-- EXTRACTED MATERIAL start --

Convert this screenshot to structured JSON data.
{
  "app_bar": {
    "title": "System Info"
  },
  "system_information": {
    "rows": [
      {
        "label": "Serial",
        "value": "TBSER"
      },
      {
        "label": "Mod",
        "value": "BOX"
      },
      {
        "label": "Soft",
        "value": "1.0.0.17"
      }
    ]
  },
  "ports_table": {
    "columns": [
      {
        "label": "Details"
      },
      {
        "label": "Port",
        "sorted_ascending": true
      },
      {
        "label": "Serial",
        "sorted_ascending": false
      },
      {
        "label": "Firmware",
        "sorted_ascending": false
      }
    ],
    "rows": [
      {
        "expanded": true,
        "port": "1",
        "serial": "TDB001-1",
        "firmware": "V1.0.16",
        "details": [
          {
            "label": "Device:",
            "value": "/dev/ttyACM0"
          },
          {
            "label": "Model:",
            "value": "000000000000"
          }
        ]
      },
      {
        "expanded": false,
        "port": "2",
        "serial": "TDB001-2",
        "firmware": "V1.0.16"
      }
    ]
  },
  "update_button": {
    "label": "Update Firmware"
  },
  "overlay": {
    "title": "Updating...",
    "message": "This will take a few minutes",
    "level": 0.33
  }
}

-- EXTRACTED MATERIAL end --

Take the listing above and set it down exactly.

Convert this screenshot to structured JSON data.
{
  "app_bar": {
    "title": "System Info"
  },
  "system_information": {
    "rows": [
      {
        "label": "Serial",
        "value": "TBSER"
      },
      {
        "label": "Mod",
        "value": "BOX"
      },
      {
        "label": "Soft",
        "value": "1.0.0.17"
      }
    ]
  },
  "ports_table": {
    "columns": [
      {
        "label": "Details"
      },
      {
        "label": "Port",
        "sorted_ascending": true
      },
      {
        "label": "Serial",
        "sorted_ascending": false
      },
      {
        "label": "Firmware",
        "sorted_ascending": false
      }
    ],
    "rows": [
      {
        "expanded": true,
        "port": "1",
        "serial": "TDB001-1",
        "firmware": "V1.0.16",
        "details": [
          {
            "label": "Device:",
            "value": "/dev/ttyACM0"
          },
          {
            "label": "Model:",
            "value": "000000000000"
          }
        ]
      },
      {
        "expanded": false,
        "port": "2",
        "serial": "TDB001-2",
        "firmware": "V1.0.16"
      }
    ]
  },
  "update_button": {
    "label": "Update Firmware"
  },
  "overlay": {
    "title": "Updating...",
    "message": "This will take a few minutes",
    "level": 0.33
  }
}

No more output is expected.